[Data excerpts]

____________

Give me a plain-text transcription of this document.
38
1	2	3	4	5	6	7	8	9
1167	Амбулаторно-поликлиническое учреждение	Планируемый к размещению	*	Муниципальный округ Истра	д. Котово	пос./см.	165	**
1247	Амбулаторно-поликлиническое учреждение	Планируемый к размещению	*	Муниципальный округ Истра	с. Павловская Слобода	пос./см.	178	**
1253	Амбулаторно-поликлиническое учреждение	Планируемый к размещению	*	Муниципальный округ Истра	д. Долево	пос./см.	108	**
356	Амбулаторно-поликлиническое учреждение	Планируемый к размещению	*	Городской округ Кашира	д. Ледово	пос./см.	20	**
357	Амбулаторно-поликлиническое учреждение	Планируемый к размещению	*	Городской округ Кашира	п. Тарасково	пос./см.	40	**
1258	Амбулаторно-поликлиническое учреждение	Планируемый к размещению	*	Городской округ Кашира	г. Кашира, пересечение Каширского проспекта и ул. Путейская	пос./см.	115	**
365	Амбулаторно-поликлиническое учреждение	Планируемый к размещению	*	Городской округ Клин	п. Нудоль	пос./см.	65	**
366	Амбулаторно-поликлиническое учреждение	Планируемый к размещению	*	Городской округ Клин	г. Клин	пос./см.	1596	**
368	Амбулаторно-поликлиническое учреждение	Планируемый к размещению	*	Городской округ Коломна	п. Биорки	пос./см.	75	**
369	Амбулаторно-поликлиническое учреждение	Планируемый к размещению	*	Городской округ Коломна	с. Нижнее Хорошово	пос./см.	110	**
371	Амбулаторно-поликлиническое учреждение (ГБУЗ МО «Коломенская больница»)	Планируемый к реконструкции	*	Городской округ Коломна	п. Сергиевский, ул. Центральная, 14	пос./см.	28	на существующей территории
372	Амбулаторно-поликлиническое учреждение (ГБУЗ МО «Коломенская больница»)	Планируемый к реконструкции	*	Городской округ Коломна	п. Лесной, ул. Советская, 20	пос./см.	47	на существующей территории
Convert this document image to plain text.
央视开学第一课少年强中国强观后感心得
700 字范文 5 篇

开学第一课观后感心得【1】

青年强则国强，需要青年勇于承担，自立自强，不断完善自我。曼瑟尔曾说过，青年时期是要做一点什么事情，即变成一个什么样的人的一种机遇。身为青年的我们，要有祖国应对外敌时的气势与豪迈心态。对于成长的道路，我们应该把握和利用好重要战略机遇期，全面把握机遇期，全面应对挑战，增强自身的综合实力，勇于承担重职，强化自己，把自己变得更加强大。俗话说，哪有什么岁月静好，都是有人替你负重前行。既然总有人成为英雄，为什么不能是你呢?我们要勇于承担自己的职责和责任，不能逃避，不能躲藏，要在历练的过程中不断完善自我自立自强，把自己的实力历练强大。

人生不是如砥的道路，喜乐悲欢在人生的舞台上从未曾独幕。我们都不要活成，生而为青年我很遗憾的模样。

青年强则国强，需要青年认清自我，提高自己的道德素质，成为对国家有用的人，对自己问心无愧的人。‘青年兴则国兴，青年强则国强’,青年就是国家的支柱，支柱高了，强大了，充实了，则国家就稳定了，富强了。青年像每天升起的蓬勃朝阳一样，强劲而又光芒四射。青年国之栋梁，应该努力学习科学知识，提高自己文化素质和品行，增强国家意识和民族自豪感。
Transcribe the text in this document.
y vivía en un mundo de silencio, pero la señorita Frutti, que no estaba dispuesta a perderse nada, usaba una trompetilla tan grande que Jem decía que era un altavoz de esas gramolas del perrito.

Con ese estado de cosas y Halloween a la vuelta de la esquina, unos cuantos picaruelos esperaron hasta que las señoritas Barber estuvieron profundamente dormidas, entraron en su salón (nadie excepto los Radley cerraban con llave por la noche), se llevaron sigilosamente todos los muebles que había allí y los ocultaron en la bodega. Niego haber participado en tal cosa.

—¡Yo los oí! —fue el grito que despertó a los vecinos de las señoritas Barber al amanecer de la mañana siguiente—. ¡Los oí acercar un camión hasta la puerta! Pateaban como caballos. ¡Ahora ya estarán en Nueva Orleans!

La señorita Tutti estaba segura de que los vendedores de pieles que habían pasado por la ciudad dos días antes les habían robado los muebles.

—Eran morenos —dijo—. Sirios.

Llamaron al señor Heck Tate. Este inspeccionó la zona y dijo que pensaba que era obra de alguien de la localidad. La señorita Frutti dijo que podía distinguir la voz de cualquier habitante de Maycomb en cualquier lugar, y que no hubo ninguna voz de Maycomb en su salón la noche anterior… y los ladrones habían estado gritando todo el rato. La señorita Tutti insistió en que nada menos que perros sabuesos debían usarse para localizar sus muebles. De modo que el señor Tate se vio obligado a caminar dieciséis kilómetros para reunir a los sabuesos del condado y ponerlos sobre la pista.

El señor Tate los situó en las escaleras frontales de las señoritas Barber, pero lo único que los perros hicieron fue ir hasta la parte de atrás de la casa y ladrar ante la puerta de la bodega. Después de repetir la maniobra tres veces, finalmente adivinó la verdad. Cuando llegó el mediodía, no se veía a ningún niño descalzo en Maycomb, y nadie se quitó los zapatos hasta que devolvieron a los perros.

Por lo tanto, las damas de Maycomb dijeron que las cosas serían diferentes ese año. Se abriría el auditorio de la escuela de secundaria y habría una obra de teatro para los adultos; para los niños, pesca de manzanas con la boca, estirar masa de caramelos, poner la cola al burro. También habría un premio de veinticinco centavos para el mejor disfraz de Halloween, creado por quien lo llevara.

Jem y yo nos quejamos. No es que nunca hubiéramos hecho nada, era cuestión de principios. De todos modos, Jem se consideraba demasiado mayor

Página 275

____________

Only lines with the word "this" are wanted, so copy each one from the records.

Give me a plain-text transcription of this document.
Convert this document image to plain text.
Transcribe the text in this document.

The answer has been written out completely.